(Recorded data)
* * *
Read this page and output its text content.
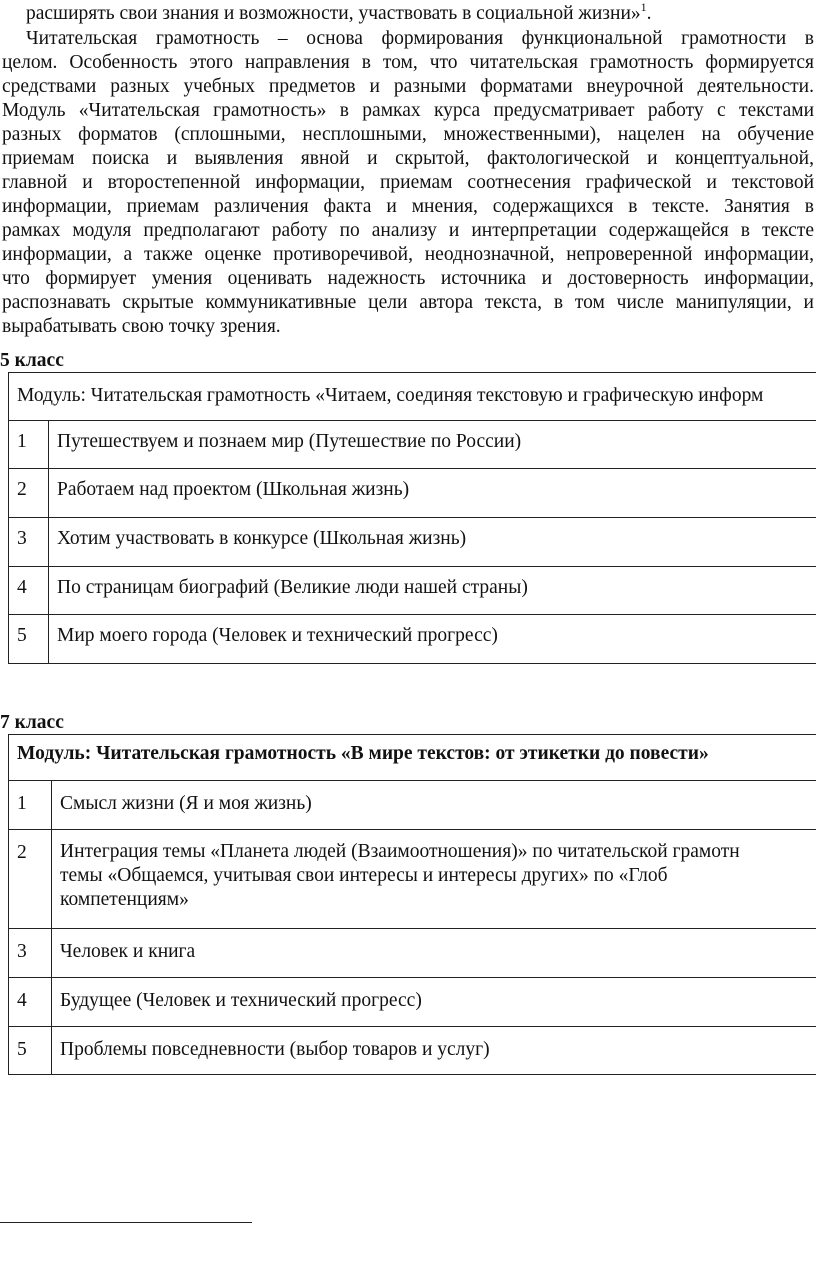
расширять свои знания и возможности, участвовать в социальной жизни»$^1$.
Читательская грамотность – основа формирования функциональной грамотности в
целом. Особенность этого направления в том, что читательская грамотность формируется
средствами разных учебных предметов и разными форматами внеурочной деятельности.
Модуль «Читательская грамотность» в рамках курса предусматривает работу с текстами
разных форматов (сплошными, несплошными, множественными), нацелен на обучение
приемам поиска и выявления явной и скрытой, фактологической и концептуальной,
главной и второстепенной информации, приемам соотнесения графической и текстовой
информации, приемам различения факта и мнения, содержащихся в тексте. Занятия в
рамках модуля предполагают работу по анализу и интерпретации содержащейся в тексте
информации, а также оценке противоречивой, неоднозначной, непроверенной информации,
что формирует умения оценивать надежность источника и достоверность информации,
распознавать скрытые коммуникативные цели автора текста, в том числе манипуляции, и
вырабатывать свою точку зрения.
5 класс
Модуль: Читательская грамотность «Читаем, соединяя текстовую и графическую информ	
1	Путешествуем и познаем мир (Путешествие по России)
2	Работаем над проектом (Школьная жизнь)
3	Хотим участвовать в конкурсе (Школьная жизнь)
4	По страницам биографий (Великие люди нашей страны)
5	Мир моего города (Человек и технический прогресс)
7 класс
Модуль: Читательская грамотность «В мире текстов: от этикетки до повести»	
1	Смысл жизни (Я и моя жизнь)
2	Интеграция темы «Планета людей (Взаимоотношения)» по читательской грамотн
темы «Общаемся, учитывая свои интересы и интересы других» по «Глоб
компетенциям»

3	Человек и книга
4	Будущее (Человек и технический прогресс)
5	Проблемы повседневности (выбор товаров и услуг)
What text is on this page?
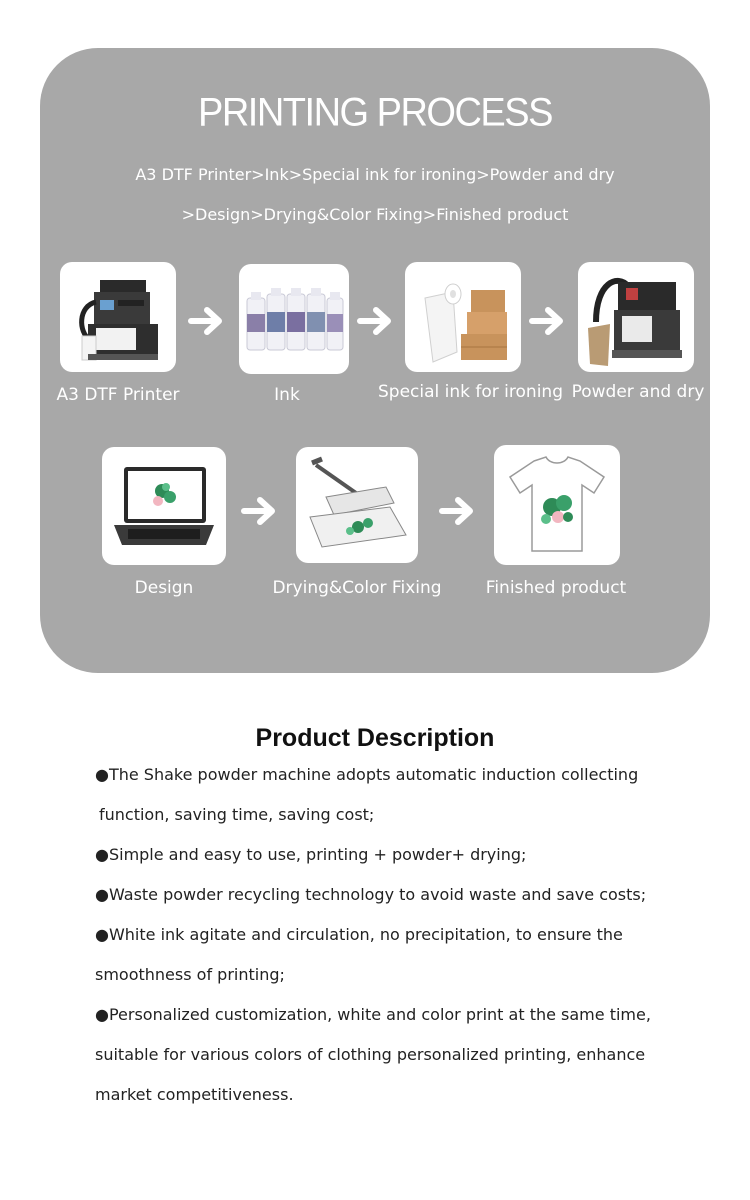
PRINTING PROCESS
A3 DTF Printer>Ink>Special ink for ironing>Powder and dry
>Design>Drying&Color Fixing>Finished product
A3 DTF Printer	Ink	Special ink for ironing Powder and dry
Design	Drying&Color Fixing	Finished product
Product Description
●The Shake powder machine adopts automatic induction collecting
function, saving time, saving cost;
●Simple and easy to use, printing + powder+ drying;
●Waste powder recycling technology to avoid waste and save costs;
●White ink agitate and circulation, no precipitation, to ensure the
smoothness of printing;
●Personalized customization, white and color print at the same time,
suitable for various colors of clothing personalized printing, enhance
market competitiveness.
* * *
__Problem statement__: Identify every line where the string "this" appears.

__Exercise answer__:
Read this page and output its text content.
What text is on this page?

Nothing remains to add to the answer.